--- Input rows ---
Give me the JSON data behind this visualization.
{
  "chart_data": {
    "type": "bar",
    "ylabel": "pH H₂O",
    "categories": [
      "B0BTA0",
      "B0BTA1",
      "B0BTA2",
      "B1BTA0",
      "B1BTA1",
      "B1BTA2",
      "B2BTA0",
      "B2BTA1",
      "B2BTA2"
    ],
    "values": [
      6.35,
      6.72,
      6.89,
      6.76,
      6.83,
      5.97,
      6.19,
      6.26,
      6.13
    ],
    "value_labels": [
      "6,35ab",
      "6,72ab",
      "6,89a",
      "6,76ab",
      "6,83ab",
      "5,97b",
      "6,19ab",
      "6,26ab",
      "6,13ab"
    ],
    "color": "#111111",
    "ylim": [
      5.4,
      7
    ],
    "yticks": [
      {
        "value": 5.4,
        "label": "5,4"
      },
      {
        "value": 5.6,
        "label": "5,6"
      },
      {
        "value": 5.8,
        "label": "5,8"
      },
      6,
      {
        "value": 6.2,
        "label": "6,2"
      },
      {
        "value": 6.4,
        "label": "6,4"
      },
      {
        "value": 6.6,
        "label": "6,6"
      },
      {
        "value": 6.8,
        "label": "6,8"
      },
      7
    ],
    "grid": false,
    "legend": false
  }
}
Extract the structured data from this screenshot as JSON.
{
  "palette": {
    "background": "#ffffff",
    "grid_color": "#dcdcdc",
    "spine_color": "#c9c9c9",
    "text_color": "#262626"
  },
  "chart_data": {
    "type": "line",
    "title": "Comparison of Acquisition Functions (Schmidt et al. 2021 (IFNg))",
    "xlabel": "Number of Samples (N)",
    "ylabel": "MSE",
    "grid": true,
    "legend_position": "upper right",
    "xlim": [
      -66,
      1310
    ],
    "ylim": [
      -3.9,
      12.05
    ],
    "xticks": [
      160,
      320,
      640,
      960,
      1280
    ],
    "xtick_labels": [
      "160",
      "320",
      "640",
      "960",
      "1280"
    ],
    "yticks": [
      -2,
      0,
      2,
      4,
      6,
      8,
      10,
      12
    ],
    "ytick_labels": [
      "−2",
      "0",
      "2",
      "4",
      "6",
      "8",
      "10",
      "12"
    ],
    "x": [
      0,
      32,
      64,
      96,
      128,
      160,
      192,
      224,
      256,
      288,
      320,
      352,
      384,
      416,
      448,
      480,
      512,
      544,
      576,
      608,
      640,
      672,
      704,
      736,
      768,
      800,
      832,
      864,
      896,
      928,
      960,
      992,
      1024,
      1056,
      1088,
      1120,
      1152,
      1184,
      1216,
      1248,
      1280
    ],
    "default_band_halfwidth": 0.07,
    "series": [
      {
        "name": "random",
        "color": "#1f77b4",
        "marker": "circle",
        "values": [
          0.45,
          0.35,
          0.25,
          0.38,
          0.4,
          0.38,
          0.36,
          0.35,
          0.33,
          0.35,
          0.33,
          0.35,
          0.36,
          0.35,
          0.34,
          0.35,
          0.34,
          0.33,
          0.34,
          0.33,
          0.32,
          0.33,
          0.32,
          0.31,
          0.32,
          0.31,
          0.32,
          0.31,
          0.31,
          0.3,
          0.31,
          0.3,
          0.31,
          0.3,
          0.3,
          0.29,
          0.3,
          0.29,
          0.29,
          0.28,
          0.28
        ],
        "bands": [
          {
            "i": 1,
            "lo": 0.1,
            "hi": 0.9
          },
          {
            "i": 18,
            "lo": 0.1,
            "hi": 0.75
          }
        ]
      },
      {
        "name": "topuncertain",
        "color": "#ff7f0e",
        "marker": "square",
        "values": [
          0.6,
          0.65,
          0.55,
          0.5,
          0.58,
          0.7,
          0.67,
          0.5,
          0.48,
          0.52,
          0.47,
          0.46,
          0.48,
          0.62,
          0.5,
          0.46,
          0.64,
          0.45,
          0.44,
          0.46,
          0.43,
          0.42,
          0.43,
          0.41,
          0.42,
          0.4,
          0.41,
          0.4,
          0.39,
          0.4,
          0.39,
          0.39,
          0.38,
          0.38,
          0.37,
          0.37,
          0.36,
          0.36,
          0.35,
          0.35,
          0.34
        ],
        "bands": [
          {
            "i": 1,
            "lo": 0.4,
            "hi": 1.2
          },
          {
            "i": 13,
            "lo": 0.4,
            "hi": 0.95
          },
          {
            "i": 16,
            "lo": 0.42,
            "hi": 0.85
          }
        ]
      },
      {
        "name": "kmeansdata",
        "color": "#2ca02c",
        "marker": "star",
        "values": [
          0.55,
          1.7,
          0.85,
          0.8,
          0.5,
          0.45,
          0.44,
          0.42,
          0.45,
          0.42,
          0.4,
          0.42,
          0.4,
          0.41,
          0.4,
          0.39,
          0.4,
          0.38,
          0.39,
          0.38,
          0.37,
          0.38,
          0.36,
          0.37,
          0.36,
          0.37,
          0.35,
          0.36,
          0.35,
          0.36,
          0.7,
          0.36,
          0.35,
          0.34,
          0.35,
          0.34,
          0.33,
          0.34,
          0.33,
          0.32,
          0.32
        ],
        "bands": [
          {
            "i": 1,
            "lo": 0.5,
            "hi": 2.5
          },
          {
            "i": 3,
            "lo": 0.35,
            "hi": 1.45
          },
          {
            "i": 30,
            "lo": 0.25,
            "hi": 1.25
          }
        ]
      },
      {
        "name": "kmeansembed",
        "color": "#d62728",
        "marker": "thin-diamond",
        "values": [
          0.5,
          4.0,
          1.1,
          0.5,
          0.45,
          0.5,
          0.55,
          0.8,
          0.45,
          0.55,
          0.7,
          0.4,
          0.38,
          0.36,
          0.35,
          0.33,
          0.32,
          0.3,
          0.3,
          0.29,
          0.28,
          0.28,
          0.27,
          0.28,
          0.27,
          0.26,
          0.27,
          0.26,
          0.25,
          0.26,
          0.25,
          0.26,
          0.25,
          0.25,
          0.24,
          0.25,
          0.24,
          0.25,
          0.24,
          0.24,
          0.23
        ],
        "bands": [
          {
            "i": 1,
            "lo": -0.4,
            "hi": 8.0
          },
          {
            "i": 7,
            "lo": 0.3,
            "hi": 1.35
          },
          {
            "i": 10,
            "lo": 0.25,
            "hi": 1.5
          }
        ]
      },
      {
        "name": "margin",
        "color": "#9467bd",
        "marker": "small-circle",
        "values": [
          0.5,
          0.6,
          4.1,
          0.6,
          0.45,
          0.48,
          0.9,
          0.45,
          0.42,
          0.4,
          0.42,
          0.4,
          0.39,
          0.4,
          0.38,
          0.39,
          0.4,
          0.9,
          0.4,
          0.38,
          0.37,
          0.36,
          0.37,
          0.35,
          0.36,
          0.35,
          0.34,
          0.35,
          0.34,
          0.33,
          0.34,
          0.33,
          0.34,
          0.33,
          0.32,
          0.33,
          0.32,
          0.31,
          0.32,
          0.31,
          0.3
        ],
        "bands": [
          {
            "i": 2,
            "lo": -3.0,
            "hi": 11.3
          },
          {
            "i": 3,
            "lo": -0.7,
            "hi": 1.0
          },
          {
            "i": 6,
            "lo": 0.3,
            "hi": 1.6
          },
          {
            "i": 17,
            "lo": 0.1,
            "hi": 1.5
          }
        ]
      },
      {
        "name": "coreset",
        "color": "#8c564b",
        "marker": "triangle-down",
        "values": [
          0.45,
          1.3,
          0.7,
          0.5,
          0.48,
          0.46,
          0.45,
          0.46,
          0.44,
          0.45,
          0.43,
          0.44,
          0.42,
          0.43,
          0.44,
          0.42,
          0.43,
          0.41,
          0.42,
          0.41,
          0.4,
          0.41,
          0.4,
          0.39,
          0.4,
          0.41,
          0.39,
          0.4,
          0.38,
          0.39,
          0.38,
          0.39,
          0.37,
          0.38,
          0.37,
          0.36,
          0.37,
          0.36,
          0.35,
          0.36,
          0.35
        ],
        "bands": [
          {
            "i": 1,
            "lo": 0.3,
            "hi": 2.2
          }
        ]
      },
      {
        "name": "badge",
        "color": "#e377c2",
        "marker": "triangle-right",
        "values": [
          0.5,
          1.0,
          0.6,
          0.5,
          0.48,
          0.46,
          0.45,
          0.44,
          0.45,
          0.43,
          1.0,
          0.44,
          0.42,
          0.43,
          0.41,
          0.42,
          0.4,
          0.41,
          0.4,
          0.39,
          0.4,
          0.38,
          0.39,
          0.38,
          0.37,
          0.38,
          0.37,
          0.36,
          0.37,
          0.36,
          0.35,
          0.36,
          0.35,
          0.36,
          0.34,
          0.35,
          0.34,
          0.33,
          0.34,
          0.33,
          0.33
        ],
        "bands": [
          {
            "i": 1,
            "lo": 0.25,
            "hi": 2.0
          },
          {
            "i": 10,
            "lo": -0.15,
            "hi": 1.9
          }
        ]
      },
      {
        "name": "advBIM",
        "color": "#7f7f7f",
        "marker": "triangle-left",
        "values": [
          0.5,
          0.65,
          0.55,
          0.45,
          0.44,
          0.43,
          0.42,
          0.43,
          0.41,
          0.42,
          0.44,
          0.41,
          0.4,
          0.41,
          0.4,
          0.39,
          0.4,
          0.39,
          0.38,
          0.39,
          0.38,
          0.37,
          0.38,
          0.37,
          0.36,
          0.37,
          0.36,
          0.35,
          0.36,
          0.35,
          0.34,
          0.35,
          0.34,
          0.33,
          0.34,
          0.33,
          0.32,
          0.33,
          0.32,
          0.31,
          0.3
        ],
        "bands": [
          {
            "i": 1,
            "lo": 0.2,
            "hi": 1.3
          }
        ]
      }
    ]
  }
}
---
● **What the task asks**
Give only the number of lines in the entries that contain "this".

● **Result below**
2